OBJECTIVE ->
Copy the lines holding the word "stosowanych", all of them.

RECORDS FOR THE EXERCISE ->
┄┄┄┄┄┄┄┄┄┄┄┄┄┄┄┄┄┄┄┄
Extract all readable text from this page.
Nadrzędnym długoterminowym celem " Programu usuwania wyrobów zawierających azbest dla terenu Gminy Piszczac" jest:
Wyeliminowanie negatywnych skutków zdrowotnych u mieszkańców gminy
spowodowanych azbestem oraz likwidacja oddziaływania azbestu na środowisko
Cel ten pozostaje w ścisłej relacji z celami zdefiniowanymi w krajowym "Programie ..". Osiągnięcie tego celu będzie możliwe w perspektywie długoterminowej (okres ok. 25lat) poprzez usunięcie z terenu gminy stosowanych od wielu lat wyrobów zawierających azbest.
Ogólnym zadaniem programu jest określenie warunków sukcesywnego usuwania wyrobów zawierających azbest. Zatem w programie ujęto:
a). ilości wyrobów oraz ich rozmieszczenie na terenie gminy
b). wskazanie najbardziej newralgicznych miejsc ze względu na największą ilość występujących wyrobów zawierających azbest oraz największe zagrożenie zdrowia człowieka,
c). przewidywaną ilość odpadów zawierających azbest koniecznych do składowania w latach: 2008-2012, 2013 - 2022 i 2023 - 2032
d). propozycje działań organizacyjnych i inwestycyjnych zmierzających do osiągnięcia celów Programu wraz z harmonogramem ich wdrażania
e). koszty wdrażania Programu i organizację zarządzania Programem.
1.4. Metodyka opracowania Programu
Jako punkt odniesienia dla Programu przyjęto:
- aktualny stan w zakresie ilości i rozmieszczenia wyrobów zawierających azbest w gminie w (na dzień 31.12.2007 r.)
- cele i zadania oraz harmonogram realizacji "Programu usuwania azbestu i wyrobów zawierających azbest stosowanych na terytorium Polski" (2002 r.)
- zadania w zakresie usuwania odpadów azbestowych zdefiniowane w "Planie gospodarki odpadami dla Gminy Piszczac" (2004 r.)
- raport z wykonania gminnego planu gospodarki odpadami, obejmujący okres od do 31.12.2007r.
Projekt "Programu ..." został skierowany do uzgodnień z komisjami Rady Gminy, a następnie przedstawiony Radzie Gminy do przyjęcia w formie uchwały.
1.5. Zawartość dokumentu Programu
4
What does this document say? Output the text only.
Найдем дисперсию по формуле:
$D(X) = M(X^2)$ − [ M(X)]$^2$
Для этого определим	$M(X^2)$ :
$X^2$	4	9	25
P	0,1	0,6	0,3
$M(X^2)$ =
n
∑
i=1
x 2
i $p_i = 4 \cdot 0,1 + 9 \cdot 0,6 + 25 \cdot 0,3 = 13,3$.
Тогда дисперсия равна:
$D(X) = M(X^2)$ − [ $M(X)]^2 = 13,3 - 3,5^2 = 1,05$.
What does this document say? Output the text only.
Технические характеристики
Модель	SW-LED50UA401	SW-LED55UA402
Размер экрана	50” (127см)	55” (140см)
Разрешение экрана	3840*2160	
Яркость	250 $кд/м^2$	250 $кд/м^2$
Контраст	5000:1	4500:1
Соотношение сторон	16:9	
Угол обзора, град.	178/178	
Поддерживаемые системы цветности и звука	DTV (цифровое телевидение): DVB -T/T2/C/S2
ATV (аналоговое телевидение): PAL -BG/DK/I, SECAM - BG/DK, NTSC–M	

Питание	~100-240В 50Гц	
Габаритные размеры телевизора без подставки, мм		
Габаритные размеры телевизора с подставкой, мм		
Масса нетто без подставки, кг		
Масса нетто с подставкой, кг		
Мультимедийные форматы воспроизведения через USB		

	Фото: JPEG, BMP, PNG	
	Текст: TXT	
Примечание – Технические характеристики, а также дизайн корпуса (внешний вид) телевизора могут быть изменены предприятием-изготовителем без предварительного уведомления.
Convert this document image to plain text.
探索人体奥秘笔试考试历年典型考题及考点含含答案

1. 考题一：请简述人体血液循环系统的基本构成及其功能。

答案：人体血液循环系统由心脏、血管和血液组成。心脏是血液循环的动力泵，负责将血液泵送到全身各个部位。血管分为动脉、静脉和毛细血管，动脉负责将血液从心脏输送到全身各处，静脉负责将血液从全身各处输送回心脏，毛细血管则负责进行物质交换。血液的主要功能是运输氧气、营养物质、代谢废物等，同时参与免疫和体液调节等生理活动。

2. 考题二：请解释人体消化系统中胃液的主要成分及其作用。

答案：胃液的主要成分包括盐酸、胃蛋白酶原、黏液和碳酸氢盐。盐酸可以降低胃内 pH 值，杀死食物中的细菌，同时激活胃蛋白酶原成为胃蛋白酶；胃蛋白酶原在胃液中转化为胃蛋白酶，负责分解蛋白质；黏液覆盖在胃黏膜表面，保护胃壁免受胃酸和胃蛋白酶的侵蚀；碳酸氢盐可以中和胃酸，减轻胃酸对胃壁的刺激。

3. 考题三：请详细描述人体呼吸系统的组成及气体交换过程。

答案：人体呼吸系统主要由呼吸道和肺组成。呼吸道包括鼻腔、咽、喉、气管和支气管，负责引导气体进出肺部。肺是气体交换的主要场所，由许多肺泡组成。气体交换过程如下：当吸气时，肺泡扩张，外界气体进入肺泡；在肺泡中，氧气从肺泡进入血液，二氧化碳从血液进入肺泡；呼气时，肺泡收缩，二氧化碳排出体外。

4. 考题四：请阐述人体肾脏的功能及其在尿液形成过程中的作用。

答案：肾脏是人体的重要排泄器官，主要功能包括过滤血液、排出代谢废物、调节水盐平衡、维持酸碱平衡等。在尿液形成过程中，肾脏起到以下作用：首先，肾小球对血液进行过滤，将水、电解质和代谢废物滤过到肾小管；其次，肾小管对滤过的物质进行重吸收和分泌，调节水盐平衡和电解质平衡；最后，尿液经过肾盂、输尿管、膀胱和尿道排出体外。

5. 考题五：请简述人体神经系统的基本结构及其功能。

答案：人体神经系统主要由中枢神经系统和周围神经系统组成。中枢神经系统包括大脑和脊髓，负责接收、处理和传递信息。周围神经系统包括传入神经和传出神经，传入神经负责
┄┄┄┄┄┄┄┄┄┄┄┄┄┄┄┄┄┄┄┄
COMPLETED EXERCISE ->
Cel ten pozostaje w ścisłej relacji z celami zdefiniowanymi w krajowym "Programie ..". Osiągnięcie tego celu będzie możliwe w perspektywie długoterminowej (okres ok. 25lat) poprzez usunięcie z terenu gminy stosowanych od wielu lat wyrobów zawierających azbest.
- cele i zadania oraz harmonogram realizacji "Programu usuwania azbestu i wyrobów zawierających azbest stosowanych na terytorium Polski" (2002 r.)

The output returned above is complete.